WHAT YOU SHOULD DO :: When the string "name" appears in a line of the records, show the whole line.

SUPPLIED RECORDS ::
>>>>

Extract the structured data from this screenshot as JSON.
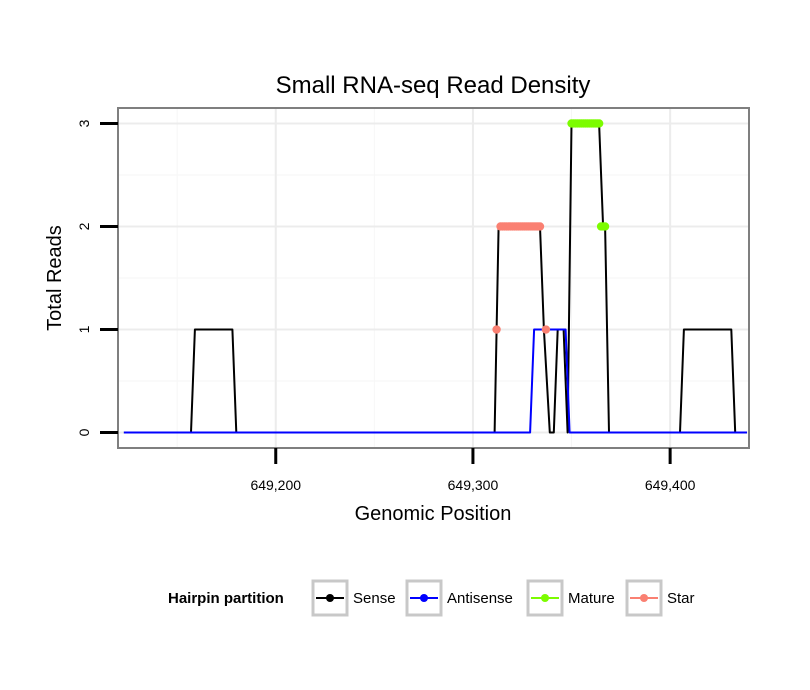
{
  "chart_data": {
    "type": "line",
    "title": "Small RNA-seq Read Density",
    "xlabel": "Genomic Position",
    "ylabel": "Total Reads",
    "xlim": [
      649120,
      649440
    ],
    "ylim": [
      -0.15,
      3.15
    ],
    "x_ticks": [
      649200,
      649300,
      649400
    ],
    "x_tick_labels": [
      "649,200",
      "649,300",
      "649,400"
    ],
    "y_ticks": [
      0,
      1,
      2,
      3
    ],
    "y_tick_labels": [
      "0",
      "1",
      "2",
      "3"
    ],
    "grid": true,
    "legend_position": "bottom",
    "legend_title": "Hairpin partition",
    "series": [
      {
        "name": "Sense",
        "color": "#000000",
        "type": "line",
        "x": [
          649123,
          649157,
          649159,
          649178,
          649180,
          649311,
          649313,
          649334,
          649336,
          649339,
          649341,
          649343,
          649346,
          649348,
          649350,
          649364,
          649366,
          649367,
          649369,
          649405,
          649407,
          649431,
          649433,
          649439
        ],
        "y": [
          0,
          0,
          1,
          1,
          0,
          0,
          2,
          2,
          1,
          0,
          0,
          1,
          1,
          0,
          3,
          3,
          2,
          2,
          0,
          0,
          1,
          1,
          0,
          0
        ]
      },
      {
        "name": "Antisense",
        "color": "#0000ff",
        "type": "line",
        "x": [
          649123,
          649329,
          649331,
          649347,
          649349,
          649439
        ],
        "y": [
          0,
          0,
          1,
          1,
          0,
          0
        ]
      },
      {
        "name": "Mature",
        "color": "#7cfc00",
        "type": "points",
        "x": [
          649350,
          649351,
          649352,
          649353,
          649354,
          649355,
          649356,
          649357,
          649358,
          649359,
          649360,
          649361,
          649362,
          649363,
          649364,
          649365,
          649366,
          649367
        ],
        "y": [
          3,
          3,
          3,
          3,
          3,
          3,
          3,
          3,
          3,
          3,
          3,
          3,
          3,
          3,
          3,
          2,
          2,
          2
        ]
      },
      {
        "name": "Star",
        "color": "#fa8072",
        "type": "points",
        "x": [
          649312,
          649314,
          649315,
          649316,
          649317,
          649318,
          649319,
          649320,
          649321,
          649322,
          649323,
          649324,
          649325,
          649326,
          649327,
          649328,
          649329,
          649330,
          649331,
          649332,
          649333,
          649334,
          649337
        ],
        "y": [
          1,
          2,
          2,
          2,
          2,
          2,
          2,
          2,
          2,
          2,
          2,
          2,
          2,
          2,
          2,
          2,
          2,
          2,
          2,
          2,
          2,
          2,
          1
        ]
      }
    ]
  }
}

<<<<

RESPONSE FOR THIS EXERCISE ::
        "name": "Sense",
        "name": "Antisense",
        "name": "Mature",
        "name": "Star",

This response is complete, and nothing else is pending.